— begin Records —

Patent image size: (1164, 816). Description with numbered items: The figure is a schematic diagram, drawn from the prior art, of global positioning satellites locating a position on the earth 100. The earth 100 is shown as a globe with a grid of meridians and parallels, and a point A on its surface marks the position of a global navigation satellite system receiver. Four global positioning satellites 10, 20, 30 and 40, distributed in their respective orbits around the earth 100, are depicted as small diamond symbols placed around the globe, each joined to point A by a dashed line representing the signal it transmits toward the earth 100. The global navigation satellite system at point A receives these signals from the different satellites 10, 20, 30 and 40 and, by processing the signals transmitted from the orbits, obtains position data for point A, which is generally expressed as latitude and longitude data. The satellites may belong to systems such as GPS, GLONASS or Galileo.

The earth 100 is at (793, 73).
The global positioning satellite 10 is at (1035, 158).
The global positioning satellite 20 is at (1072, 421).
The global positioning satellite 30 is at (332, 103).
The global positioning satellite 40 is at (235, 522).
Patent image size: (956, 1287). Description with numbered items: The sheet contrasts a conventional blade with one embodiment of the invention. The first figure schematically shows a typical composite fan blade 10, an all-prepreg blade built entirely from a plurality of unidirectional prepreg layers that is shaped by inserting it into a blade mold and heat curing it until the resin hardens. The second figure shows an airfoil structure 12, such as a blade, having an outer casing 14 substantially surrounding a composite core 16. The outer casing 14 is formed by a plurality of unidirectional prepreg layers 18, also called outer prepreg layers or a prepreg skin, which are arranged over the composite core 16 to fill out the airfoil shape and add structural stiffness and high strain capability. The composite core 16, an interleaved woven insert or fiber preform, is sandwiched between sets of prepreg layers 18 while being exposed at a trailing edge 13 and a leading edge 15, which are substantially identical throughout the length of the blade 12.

— end Records —

- **Stated problem**
Collect every line in the listing above that contains the string "positioning", and copy each of those lines in full. Case counts.

- **Solved problem**
Patent image size: (1164, 816). Description with numbered items: The figure is a schematic diagram, drawn from the prior art, of global positioning satellites locating a position on the earth 100. The earth 100 is shown as a globe with a grid of meridians and parallels, and a point A on its surface marks the position of a global navigation satellite system receiver. Four global positioning satellites 10, 20, 30 and 40, distributed in their respective orbits around the earth 100, are depicted as small diamond symbols placed around the globe, each joined to point A by a dashed line representing the signal it transmits toward the earth 100. The global navigation satellite system at point A receives these signals from the different satellites 10, 20, 30 and 40 and, by processing the signals transmitted from the orbits, obtains position data for point A, which is generally expressed as latitude and longitude data. The satellites may belong to systems such as GPS, GLONASS or Galileo.
The global positioning satellite 10 is at (1035, 158).
The global positioning satellite 20 is at (1072, 421).
The global positioning satellite 30 is at (332, 103).
The global positioning satellite 40 is at (235, 522).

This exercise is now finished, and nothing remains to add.